# Set exercise:
Gather from the listing below each line that includes the word "Продавец", and copy it.

[START Entries supplied]

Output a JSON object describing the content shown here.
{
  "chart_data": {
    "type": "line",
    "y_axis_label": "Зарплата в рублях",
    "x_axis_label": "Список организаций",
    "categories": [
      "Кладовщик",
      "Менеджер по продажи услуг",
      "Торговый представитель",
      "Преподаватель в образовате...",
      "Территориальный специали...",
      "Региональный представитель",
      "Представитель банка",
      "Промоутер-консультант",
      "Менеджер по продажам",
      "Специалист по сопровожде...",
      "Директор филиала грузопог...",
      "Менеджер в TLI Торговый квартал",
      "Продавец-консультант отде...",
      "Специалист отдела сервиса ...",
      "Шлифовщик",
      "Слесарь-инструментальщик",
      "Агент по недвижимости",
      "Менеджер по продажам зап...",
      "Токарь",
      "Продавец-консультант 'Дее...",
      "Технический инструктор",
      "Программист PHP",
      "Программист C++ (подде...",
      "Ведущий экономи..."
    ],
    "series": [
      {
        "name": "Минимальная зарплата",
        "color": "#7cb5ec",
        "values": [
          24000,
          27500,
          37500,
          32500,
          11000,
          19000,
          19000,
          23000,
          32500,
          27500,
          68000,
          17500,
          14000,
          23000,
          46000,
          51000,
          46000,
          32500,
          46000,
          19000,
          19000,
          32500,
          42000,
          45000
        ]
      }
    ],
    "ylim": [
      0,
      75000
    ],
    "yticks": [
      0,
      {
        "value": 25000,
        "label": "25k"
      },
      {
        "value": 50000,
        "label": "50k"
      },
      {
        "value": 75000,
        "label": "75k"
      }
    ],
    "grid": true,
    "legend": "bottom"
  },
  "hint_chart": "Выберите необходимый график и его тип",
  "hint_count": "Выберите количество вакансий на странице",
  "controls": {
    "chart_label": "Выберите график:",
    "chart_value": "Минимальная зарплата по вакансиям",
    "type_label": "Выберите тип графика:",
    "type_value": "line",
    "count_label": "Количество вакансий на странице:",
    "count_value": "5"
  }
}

[END Entries supplied]

# Solution to this problem:
      "Продавец-консультант отде...",
      "Продавец-консультант 'Дее...",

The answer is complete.